▶ _Dataset extract_:

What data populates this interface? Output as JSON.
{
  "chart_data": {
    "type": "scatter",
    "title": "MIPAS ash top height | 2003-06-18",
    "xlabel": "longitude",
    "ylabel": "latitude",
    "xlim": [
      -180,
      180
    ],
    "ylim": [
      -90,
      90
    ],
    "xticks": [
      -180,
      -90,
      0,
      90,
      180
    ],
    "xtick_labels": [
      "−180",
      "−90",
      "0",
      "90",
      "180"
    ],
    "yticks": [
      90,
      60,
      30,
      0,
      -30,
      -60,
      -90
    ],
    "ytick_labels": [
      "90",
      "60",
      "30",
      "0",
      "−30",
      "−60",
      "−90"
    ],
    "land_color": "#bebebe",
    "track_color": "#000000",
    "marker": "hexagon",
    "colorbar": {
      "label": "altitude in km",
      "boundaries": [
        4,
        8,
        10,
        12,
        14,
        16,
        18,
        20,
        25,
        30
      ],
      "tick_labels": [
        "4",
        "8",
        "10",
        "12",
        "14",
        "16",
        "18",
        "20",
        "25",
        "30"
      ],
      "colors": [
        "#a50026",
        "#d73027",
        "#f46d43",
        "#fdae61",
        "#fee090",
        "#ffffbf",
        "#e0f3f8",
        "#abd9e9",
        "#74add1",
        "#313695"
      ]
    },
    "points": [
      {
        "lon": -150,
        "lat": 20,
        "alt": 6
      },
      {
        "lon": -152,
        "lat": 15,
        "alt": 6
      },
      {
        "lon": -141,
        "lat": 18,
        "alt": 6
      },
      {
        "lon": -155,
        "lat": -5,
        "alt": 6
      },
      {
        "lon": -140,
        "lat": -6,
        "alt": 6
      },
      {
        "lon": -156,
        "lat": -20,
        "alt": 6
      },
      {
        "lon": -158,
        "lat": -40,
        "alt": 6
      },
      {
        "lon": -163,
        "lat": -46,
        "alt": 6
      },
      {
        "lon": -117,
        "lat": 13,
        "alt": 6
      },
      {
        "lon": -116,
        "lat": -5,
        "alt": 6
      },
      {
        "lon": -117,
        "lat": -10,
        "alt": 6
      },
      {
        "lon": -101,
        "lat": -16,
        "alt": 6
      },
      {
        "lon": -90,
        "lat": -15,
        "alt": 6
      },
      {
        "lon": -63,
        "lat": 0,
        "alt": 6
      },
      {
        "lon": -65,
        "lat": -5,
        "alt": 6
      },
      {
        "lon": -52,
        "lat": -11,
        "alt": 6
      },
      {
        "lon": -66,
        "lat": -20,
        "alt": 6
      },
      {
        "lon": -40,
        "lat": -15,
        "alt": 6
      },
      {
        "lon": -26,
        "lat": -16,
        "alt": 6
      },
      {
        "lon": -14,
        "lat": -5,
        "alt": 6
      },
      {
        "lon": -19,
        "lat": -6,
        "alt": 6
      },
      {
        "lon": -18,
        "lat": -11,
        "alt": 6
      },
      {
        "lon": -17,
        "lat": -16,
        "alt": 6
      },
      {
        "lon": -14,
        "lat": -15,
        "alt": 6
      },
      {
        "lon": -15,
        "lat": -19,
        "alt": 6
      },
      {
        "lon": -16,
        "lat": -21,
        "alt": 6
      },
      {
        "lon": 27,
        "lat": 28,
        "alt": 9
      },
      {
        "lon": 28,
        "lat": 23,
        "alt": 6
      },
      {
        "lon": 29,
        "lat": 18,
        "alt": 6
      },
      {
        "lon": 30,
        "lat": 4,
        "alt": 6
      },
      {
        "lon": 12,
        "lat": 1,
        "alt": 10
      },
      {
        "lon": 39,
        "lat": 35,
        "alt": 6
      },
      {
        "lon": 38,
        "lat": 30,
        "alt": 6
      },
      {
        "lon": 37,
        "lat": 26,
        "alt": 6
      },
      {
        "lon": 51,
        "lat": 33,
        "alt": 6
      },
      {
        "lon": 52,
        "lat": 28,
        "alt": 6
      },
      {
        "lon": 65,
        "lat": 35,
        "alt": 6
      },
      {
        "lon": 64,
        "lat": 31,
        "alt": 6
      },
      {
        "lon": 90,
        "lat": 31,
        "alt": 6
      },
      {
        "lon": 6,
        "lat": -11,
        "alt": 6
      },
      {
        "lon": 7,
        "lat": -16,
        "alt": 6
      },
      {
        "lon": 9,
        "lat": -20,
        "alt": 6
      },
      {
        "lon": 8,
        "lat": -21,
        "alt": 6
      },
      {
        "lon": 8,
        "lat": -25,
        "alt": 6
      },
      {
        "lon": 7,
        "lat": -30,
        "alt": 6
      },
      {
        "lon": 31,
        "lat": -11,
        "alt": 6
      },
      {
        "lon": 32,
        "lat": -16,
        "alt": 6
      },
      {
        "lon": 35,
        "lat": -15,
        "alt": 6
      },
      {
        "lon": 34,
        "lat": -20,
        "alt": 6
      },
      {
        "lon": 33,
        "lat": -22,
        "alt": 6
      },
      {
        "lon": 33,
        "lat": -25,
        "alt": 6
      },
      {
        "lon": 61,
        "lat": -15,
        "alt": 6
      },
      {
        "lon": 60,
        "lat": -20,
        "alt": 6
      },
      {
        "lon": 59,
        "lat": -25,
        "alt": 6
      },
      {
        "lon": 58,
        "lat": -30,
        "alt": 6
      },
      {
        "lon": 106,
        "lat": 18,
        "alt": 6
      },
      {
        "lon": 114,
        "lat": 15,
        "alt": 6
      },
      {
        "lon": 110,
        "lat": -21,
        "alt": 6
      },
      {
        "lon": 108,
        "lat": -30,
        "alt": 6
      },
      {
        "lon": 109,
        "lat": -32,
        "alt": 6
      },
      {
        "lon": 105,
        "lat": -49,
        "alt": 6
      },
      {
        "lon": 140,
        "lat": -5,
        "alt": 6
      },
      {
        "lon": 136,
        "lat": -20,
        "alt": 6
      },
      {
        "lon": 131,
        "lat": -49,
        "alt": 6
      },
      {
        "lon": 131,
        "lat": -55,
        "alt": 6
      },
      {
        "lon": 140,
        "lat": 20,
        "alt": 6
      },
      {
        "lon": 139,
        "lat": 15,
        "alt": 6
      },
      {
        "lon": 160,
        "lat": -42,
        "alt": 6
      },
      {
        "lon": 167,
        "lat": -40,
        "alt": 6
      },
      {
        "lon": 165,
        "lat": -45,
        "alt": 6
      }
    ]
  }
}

▶ _What is expected_: Retype all the records, matching them exactly.

▶ _Solution for this exercise_:
What data populates this interface? Output as JSON.
{
  "chart_data": {
    "type": "scatter",
    "title": "MIPAS ash top height | 2003-06-18",
    "xlabel": "longitude",
    "ylabel": "latitude",
    "xlim": [
      -180,
      180
    ],
    "ylim": [
      -90,
      90
    ],
    "xticks": [
      -180,
      -90,
      0,
      90,
      180
    ],
    "xtick_labels": [
      "−180",
      "−90",
      "0",
      "90",
      "180"
    ],
    "yticks": [
      90,
      60,
      30,
      0,
      -30,
      -60,
      -90
    ],
    "ytick_labels": [
      "90",
      "60",
      "30",
      "0",
      "−30",
      "−60",
      "−90"
    ],
    "land_color": "#bebebe",
    "track_color": "#000000",
    "marker": "hexagon",
    "colorbar": {
      "label": "altitude in km",
      "boundaries": [
        4,
        8,
        10,
        12,
        14,
        16,
        18,
        20,
        25,
        30
      ],
      "tick_labels": [
        "4",
        "8",
        "10",
        "12",
        "14",
        "16",
        "18",
        "20",
        "25",
        "30"
      ],
      "colors": [
        "#a50026",
        "#d73027",
        "#f46d43",
        "#fdae61",
        "#fee090",
        "#ffffbf",
        "#e0f3f8",
        "#abd9e9",
        "#74add1",
        "#313695"
      ]
    },
    "points": [
      {
        "lon": -150,
        "lat": 20,
        "alt": 6
      },
      {
        "lon": -152,
        "lat": 15,
        "alt": 6
      },
      {
        "lon": -141,
        "lat": 18,
        "alt": 6
      },
      {
        "lon": -155,
        "lat": -5,
        "alt": 6
      },
      {
        "lon": -140,
        "lat": -6,
        "alt": 6
      },
      {
        "lon": -156,
        "lat": -20,
        "alt": 6
      },
      {
        "lon": -158,
        "lat": -40,
        "alt": 6
      },
      {
        "lon": -163,
        "lat": -46,
        "alt": 6
      },
      {
        "lon": -117,
        "lat": 13,
        "alt": 6
      },
      {
        "lon": -116,
        "lat": -5,
        "alt": 6
      },
      {
        "lon": -117,
        "lat": -10,
        "alt": 6
      },
      {
        "lon": -101,
        "lat": -16,
        "alt": 6
      },
      {
        "lon": -90,
        "lat": -15,
        "alt": 6
      },
      {
        "lon": -63,
        "lat": 0,
        "alt": 6
      },
      {
        "lon": -65,
        "lat": -5,
        "alt": 6
      },
      {
        "lon": -52,
        "lat": -11,
        "alt": 6
      },
      {
        "lon": -66,
        "lat": -20,
        "alt": 6
      },
      {
        "lon": -40,
        "lat": -15,
        "alt": 6
      },
      {
        "lon": -26,
        "lat": -16,
        "alt": 6
      },
      {
        "lon": -14,
        "lat": -5,
        "alt": 6
      },
      {
        "lon": -19,
        "lat": -6,
        "alt": 6
      },
      {
        "lon": -18,
        "lat": -11,
        "alt": 6
      },
      {
        "lon": -17,
        "lat": -16,
        "alt": 6
      },
      {
        "lon": -14,
        "lat": -15,
        "alt": 6
      },
      {
        "lon": -15,
        "lat": -19,
        "alt": 6
      },
      {
        "lon": -16,
        "lat": -21,
        "alt": 6
      },
      {
        "lon": 27,
        "lat": 28,
        "alt": 9
      },
      {
        "lon": 28,
        "lat": 23,
        "alt": 6
      },
      {
        "lon": 29,
        "lat": 18,
        "alt": 6
      },
      {
        "lon": 30,
        "lat": 4,
        "alt": 6
      },
      {
        "lon": 12,
        "lat": 1,
        "alt": 10
      },
      {
        "lon": 39,
        "lat": 35,
        "alt": 6
      },
      {
        "lon": 38,
        "lat": 30,
        "alt": 6
      },
      {
        "lon": 37,
        "lat": 26,
        "alt": 6
      },
      {
        "lon": 51,
        "lat": 33,
        "alt": 6
      },
      {
        "lon": 52,
        "lat": 28,
        "alt": 6
      },
      {
        "lon": 65,
        "lat": 35,
        "alt": 6
      },
      {
        "lon": 64,
        "lat": 31,
        "alt": 6
      },
      {
        "lon": 90,
        "lat": 31,
        "alt": 6
      },
      {
        "lon": 6,
        "lat": -11,
        "alt": 6
      },
      {
        "lon": 7,
        "lat": -16,
        "alt": 6
      },
      {
        "lon": 9,
        "lat": -20,
        "alt": 6
      },
      {
        "lon": 8,
        "lat": -21,
        "alt": 6
      },
      {
        "lon": 8,
        "lat": -25,
        "alt": 6
      },
      {
        "lon": 7,
        "lat": -30,
        "alt": 6
      },
      {
        "lon": 31,
        "lat": -11,
        "alt": 6
      },
      {
        "lon": 32,
        "lat": -16,
        "alt": 6
      },
      {
        "lon": 35,
        "lat": -15,
        "alt": 6
      },
      {
        "lon": 34,
        "lat": -20,
        "alt": 6
      },
      {
        "lon": 33,
        "lat": -22,
        "alt": 6
      },
      {
        "lon": 33,
        "lat": -25,
        "alt": 6
      },
      {
        "lon": 61,
        "lat": -15,
        "alt": 6
      },
      {
        "lon": 60,
        "lat": -20,
        "alt": 6
      },
      {
        "lon": 59,
        "lat": -25,
        "alt": 6
      },
      {
        "lon": 58,
        "lat": -30,
        "alt": 6
      },
      {
        "lon": 106,
        "lat": 18,
        "alt": 6
      },
      {
        "lon": 114,
        "lat": 15,
        "alt": 6
      },
      {
        "lon": 110,
        "lat": -21,
        "alt": 6
      },
      {
        "lon": 108,
        "lat": -30,
        "alt": 6
      },
      {
        "lon": 109,
        "lat": -32,
        "alt": 6
      },
      {
        "lon": 105,
        "lat": -49,
        "alt": 6
      },
      {
        "lon": 140,
        "lat": -5,
        "alt": 6
      },
      {
        "lon": 136,
        "lat": -20,
        "alt": 6
      },
      {
        "lon": 131,
        "lat": -49,
        "alt": 6
      },
      {
        "lon": 131,
        "lat": -55,
        "alt": 6
      },
      {
        "lon": 140,
        "lat": 20,
        "alt": 6
      },
      {
        "lon": 139,
        "lat": 15,
        "alt": 6
      },
      {
        "lon": 160,
        "lat": -42,
        "alt": 6
      },
      {
        "lon": 167,
        "lat": -40,
        "alt": 6
      },
      {
        "lon": 165,
        "lat": -45,
        "alt": 6
      }
    ]
  }
}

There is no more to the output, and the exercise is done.